◆ Given instruction ◆
Find and copy every line in the records that includes the string "compounds".

--- start ---

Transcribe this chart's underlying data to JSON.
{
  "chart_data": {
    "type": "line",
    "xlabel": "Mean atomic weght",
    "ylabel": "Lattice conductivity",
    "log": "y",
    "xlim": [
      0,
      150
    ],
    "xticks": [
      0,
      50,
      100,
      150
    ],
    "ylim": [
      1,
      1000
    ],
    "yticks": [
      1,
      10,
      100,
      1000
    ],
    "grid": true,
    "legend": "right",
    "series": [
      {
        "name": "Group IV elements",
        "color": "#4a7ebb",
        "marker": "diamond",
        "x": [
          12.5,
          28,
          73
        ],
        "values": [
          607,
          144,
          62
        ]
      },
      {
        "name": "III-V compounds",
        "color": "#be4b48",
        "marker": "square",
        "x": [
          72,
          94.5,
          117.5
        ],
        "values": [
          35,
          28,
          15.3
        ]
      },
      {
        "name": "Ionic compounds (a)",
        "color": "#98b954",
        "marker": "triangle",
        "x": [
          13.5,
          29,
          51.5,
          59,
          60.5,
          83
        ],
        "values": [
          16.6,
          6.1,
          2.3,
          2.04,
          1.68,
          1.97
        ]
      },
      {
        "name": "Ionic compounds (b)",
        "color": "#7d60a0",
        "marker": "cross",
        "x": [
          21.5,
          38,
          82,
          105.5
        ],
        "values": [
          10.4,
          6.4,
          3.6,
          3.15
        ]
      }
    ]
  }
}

--- end ---

◆ Answer ◆
        "name": "III-V compounds",
        "name": "Ionic compounds (a)",
        "name": "Ionic compounds (b)",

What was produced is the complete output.